• [Aim]: Extract every line that includes the string "sebagai".

[Data entries]
- - - -
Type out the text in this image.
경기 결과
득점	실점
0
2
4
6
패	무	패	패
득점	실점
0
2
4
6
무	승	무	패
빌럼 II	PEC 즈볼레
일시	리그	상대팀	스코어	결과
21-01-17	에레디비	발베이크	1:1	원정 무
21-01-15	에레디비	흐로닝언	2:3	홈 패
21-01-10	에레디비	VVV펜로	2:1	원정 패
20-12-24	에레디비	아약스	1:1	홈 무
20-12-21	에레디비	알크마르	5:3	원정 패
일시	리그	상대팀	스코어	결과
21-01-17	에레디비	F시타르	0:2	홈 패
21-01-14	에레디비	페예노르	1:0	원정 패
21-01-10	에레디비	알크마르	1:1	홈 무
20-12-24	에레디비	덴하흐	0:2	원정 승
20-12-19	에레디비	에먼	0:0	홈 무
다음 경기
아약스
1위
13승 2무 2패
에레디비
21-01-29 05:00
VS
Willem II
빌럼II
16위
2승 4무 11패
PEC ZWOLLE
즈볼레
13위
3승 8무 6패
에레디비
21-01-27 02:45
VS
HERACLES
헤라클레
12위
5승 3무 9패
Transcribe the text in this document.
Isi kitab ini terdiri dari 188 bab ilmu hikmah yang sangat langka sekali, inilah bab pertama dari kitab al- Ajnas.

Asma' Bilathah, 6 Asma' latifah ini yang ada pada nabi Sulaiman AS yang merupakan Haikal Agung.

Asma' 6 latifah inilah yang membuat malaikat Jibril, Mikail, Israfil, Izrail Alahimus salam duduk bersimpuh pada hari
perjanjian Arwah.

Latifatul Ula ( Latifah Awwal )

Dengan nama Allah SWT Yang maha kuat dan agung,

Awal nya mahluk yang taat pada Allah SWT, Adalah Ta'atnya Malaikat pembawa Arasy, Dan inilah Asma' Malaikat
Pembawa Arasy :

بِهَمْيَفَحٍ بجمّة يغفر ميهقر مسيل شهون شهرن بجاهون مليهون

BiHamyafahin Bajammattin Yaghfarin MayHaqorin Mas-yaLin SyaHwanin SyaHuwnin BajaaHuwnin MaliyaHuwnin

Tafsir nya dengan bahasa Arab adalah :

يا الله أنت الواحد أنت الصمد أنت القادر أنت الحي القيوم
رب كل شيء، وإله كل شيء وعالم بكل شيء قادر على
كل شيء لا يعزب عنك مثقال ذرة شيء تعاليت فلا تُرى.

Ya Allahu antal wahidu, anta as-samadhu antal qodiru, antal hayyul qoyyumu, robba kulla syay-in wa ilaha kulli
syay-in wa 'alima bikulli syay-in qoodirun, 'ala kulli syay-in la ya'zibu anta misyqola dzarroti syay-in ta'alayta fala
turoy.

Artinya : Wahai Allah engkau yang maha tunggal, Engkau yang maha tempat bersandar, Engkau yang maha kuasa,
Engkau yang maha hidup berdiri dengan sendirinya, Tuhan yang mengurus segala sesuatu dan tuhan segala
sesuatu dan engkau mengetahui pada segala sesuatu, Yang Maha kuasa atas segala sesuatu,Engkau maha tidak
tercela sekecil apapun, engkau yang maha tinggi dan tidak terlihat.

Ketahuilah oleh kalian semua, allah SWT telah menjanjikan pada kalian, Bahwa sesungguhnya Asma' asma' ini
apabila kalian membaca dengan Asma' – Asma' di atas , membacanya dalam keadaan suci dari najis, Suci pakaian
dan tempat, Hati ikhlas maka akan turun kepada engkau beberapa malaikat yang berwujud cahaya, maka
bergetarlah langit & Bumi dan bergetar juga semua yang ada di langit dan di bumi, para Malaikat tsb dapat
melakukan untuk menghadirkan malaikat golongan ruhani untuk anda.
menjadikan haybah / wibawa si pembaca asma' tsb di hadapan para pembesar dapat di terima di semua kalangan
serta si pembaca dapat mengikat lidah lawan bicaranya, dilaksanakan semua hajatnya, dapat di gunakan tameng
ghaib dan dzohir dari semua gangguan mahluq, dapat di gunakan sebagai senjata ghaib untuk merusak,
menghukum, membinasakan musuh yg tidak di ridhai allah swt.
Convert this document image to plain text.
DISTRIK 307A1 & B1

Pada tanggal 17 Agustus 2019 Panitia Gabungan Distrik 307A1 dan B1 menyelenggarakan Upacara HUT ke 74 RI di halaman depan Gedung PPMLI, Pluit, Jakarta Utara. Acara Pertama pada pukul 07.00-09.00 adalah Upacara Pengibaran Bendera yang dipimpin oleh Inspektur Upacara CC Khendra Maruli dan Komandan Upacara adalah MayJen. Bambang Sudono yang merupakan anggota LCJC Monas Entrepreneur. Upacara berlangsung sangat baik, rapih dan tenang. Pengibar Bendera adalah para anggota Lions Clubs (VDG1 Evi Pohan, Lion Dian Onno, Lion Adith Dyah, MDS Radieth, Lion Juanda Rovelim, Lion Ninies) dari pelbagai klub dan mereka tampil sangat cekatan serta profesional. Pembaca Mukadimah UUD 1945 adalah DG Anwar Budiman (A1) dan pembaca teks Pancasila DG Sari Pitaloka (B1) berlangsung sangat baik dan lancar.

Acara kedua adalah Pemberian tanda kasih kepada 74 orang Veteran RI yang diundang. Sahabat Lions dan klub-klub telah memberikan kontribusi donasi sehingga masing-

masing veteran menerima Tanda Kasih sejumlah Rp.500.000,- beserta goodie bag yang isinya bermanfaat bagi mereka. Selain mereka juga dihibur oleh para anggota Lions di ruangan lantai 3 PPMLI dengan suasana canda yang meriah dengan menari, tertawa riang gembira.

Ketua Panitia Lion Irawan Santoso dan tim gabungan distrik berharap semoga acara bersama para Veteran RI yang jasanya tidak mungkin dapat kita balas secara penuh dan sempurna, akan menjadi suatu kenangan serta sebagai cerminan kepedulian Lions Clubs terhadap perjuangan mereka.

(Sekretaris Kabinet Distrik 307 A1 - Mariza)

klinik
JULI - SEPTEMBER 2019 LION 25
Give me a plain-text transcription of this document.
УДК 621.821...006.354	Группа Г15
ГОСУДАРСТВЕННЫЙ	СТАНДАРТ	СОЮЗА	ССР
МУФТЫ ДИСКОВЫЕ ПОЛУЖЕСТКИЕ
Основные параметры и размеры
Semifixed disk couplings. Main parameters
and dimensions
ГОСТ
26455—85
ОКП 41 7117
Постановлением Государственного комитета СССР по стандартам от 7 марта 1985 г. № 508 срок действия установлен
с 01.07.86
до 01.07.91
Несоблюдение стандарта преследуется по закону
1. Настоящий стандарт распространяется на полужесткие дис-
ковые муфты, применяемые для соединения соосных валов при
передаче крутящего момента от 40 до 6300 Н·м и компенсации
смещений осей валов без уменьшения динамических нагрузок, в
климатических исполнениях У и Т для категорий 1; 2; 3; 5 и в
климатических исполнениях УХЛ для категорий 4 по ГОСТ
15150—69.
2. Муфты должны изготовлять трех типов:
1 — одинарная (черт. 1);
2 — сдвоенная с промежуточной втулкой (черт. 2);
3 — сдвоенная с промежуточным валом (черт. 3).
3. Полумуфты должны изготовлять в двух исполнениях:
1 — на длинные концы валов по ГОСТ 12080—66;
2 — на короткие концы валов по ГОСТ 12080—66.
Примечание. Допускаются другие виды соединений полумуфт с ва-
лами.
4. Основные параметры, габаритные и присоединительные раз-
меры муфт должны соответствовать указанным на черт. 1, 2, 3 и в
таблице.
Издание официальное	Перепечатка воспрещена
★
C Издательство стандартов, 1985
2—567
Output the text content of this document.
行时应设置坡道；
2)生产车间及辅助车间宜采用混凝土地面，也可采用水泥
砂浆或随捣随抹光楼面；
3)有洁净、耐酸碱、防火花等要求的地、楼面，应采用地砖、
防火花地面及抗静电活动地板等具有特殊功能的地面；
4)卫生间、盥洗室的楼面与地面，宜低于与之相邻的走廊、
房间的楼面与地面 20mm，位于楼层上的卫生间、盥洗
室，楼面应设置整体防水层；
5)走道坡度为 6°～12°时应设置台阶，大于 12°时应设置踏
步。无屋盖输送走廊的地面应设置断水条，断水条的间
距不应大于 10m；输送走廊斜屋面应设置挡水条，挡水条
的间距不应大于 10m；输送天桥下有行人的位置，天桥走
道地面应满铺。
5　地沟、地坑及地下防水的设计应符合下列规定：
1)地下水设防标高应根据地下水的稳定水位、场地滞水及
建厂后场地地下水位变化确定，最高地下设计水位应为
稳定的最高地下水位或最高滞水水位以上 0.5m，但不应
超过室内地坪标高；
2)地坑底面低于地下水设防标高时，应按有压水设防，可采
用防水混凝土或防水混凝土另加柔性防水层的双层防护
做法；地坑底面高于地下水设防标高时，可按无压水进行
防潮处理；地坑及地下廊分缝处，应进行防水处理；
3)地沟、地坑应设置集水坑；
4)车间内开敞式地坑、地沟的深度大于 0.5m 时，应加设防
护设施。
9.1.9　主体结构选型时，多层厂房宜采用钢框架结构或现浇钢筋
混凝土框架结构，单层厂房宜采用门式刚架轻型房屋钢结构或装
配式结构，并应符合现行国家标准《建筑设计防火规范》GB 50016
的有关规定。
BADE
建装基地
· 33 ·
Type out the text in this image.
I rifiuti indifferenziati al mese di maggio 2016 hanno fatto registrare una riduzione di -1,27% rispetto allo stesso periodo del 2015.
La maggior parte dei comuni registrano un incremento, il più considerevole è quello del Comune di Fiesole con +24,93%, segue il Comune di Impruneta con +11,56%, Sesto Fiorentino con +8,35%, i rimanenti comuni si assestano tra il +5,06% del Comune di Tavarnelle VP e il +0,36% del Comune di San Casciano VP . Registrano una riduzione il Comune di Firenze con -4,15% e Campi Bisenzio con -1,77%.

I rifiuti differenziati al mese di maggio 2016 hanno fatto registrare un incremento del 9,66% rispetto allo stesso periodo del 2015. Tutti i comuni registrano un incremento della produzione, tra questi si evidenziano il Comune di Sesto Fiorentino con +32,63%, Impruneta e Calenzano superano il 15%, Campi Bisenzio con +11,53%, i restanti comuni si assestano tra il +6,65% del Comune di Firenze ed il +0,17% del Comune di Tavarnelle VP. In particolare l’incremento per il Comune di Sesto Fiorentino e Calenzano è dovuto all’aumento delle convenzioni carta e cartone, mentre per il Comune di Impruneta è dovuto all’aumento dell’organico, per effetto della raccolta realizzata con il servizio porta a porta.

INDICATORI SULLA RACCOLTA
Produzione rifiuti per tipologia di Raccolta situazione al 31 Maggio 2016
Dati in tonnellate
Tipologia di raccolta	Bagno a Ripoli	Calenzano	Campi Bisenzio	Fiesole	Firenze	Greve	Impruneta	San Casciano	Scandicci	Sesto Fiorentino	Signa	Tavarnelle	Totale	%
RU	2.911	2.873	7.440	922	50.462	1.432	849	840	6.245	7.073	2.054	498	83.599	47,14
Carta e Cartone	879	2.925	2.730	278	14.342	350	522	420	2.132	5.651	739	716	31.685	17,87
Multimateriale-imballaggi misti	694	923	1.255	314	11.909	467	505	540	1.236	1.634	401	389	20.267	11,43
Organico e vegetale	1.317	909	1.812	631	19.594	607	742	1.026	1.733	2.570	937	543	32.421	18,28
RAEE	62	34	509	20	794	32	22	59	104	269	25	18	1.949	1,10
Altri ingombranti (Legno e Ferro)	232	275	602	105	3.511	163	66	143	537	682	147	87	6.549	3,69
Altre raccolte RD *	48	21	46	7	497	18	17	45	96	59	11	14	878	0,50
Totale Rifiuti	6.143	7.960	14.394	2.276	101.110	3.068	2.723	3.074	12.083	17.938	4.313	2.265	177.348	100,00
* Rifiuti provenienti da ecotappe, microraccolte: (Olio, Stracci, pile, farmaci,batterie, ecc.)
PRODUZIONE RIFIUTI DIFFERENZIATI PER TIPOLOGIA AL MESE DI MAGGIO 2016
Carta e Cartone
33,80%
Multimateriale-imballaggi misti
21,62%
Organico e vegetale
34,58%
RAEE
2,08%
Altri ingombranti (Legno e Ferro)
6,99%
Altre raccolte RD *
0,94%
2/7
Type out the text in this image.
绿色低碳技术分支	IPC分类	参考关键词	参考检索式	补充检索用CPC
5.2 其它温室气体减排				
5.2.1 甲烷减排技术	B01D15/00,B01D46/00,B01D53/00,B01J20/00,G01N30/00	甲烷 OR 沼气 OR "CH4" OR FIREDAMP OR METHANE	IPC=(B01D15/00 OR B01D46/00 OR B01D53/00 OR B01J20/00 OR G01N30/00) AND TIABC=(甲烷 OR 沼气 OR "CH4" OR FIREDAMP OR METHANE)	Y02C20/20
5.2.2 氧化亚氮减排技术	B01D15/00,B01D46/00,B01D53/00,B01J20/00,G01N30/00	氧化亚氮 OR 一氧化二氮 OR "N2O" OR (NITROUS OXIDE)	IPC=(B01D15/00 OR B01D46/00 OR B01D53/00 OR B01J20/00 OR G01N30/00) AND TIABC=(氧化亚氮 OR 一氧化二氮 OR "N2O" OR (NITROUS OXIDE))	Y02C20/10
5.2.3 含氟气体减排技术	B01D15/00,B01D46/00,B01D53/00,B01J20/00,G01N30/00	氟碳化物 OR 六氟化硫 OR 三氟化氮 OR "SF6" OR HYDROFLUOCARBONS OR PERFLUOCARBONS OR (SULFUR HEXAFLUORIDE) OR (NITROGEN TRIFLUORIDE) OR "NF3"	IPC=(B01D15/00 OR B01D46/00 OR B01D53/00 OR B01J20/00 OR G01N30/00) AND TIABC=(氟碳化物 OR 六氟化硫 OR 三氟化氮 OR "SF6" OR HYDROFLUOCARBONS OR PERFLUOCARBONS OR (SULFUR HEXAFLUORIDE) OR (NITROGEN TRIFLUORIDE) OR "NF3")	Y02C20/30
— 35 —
- - - -
• [Correct result]:
ghaib dan dzohir dari semua gangguan mahluq, dapat di gunakan sebagai senjata ghaib untuk merusak,
Ketua Panitia Lion Irawan Santoso dan tim gabungan distrik berharap semoga acara bersama para Veteran RI yang jasanya tidak mungkin dapat kita balas secara penuh dan sempurna, akan menjadi suatu kenangan serta sebagai cerminan kepedulian Lions Clubs terhadap perjuangan mereka.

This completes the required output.